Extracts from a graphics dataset
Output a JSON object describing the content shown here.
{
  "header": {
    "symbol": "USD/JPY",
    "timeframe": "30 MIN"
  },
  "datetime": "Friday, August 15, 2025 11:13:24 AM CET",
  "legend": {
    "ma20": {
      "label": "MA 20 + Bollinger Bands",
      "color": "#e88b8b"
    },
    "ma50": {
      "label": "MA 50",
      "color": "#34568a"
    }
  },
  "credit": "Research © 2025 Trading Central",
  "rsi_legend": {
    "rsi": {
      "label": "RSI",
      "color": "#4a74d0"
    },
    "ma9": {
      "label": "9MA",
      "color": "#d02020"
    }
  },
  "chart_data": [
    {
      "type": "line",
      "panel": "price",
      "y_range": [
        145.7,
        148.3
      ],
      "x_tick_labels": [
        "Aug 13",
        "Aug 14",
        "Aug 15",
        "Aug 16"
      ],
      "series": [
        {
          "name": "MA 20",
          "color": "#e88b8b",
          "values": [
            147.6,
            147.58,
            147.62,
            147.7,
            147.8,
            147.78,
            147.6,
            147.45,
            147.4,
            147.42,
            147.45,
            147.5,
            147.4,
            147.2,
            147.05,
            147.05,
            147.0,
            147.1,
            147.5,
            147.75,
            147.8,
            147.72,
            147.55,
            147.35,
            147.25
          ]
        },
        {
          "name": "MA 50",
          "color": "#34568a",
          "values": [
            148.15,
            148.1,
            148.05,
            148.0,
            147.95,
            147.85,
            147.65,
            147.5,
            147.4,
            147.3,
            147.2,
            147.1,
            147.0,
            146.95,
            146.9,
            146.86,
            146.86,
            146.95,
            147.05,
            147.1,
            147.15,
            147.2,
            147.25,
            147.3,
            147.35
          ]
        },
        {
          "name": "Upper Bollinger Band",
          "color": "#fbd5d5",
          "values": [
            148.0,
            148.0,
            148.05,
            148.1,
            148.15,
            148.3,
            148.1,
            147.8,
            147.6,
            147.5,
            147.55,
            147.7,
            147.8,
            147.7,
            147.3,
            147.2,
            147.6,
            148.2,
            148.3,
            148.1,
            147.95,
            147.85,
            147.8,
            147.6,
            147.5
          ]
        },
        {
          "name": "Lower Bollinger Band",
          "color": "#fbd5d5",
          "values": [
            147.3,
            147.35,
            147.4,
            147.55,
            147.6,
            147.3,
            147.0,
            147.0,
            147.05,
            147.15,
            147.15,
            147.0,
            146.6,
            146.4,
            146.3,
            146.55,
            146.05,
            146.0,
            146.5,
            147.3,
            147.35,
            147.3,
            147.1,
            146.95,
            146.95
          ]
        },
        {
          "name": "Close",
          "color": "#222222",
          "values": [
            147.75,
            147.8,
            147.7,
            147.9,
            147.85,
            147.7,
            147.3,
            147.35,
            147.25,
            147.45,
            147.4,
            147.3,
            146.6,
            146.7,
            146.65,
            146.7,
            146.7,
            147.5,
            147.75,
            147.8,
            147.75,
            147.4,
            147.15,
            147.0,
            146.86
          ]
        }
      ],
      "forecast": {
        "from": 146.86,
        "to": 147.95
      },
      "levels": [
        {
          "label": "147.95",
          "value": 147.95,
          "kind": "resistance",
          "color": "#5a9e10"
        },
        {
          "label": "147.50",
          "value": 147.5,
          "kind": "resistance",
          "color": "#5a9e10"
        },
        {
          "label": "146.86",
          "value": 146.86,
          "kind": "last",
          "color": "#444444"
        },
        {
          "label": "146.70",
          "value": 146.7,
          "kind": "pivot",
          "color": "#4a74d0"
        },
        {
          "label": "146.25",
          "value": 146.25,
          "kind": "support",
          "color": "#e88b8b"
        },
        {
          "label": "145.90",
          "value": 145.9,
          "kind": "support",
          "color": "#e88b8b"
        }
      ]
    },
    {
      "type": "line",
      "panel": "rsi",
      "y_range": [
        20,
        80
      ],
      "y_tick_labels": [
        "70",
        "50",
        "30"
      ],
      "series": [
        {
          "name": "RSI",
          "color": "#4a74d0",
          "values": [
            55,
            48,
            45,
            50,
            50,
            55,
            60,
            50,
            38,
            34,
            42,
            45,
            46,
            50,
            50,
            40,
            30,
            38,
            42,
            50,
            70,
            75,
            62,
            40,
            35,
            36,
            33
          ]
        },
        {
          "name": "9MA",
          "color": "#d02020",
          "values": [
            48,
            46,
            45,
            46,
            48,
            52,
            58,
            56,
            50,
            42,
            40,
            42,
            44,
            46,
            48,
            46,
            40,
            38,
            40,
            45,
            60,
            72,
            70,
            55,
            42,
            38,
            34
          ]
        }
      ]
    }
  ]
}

--- Task objective ---
From the data above, extract every line in its exact form.

--- Written solution ---
Output a JSON object describing the content shown here.
{
  "header": {
    "symbol": "USD/JPY",
    "timeframe": "30 MIN"
  },
  "datetime": "Friday, August 15, 2025 11:13:24 AM CET",
  "legend": {
    "ma20": {
      "label": "MA 20 + Bollinger Bands",
      "color": "#e88b8b"
    },
    "ma50": {
      "label": "MA 50",
      "color": "#34568a"
    }
  },
  "credit": "Research © 2025 Trading Central",
  "rsi_legend": {
    "rsi": {
      "label": "RSI",
      "color": "#4a74d0"
    },
    "ma9": {
      "label": "9MA",
      "color": "#d02020"
    }
  },
  "chart_data": [
    {
      "type": "line",
      "panel": "price",
      "y_range": [
        145.7,
        148.3
      ],
      "x_tick_labels": [
        "Aug 13",
        "Aug 14",
        "Aug 15",
        "Aug 16"
      ],
      "series": [
        {
          "name": "MA 20",
          "color": "#e88b8b",
          "values": [
            147.6,
            147.58,
            147.62,
            147.7,
            147.8,
            147.78,
            147.6,
            147.45,
            147.4,
            147.42,
            147.45,
            147.5,
            147.4,
            147.2,
            147.05,
            147.05,
            147.0,
            147.1,
            147.5,
            147.75,
            147.8,
            147.72,
            147.55,
            147.35,
            147.25
          ]
        },
        {
          "name": "MA 50",
          "color": "#34568a",
          "values": [
            148.15,
            148.1,
            148.05,
            148.0,
            147.95,
            147.85,
            147.65,
            147.5,
            147.4,
            147.3,
            147.2,
            147.1,
            147.0,
            146.95,
            146.9,
            146.86,
            146.86,
            146.95,
            147.05,
            147.1,
            147.15,
            147.2,
            147.25,
            147.3,
            147.35
          ]
        },
        {
          "name": "Upper Bollinger Band",
          "color": "#fbd5d5",
          "values": [
            148.0,
            148.0,
            148.05,
            148.1,
            148.15,
            148.3,
            148.1,
            147.8,
            147.6,
            147.5,
            147.55,
            147.7,
            147.8,
            147.7,
            147.3,
            147.2,
            147.6,
            148.2,
            148.3,
            148.1,
            147.95,
            147.85,
            147.8,
            147.6,
            147.5
          ]
        },
        {
          "name": "Lower Bollinger Band",
          "color": "#fbd5d5",
          "values": [
            147.3,
            147.35,
            147.4,
            147.55,
            147.6,
            147.3,
            147.0,
            147.0,
            147.05,
            147.15,
            147.15,
            147.0,
            146.6,
            146.4,
            146.3,
            146.55,
            146.05,
            146.0,
            146.5,
            147.3,
            147.35,
            147.3,
            147.1,
            146.95,
            146.95
          ]
        },
        {
          "name": "Close",
          "color": "#222222",
          "values": [
            147.75,
            147.8,
            147.7,
            147.9,
            147.85,
            147.7,
            147.3,
            147.35,
            147.25,
            147.45,
            147.4,
            147.3,
            146.6,
            146.7,
            146.65,
            146.7,
            146.7,
            147.5,
            147.75,
            147.8,
            147.75,
            147.4,
            147.15,
            147.0,
            146.86
          ]
        }
      ],
      "forecast": {
        "from": 146.86,
        "to": 147.95
      },
      "levels": [
        {
          "label": "147.95",
          "value": 147.95,
          "kind": "resistance",
          "color": "#5a9e10"
        },
        {
          "label": "147.50",
          "value": 147.5,
          "kind": "resistance",
          "color": "#5a9e10"
        },
        {
          "label": "146.86",
          "value": 146.86,
          "kind": "last",
          "color": "#444444"
        },
        {
          "label": "146.70",
          "value": 146.7,
          "kind": "pivot",
          "color": "#4a74d0"
        },
        {
          "label": "146.25",
          "value": 146.25,
          "kind": "support",
          "color": "#e88b8b"
        },
        {
          "label": "145.90",
          "value": 145.9,
          "kind": "support",
          "color": "#e88b8b"
        }
      ]
    },
    {
      "type": "line",
      "panel": "rsi",
      "y_range": [
        20,
        80
      ],
      "y_tick_labels": [
        "70",
        "50",
        "30"
      ],
      "series": [
        {
          "name": "RSI",
          "color": "#4a74d0",
          "values": [
            55,
            48,
            45,
            50,
            50,
            55,
            60,
            50,
            38,
            34,
            42,
            45,
            46,
            50,
            50,
            40,
            30,
            38,
            42,
            50,
            70,
            75,
            62,
            40,
            35,
            36,
            33
          ]
        },
        {
          "name": "9MA",
          "color": "#d02020",
          "values": [
            48,
            46,
            45,
            46,
            48,
            52,
            58,
            56,
            50,
            42,
            40,
            42,
            44,
            46,
            48,
            46,
            40,
            38,
            40,
            45,
            60,
            72,
            70,
            55,
            42,
            38,
            34
          ]
        }
      ]
    }
  ]
}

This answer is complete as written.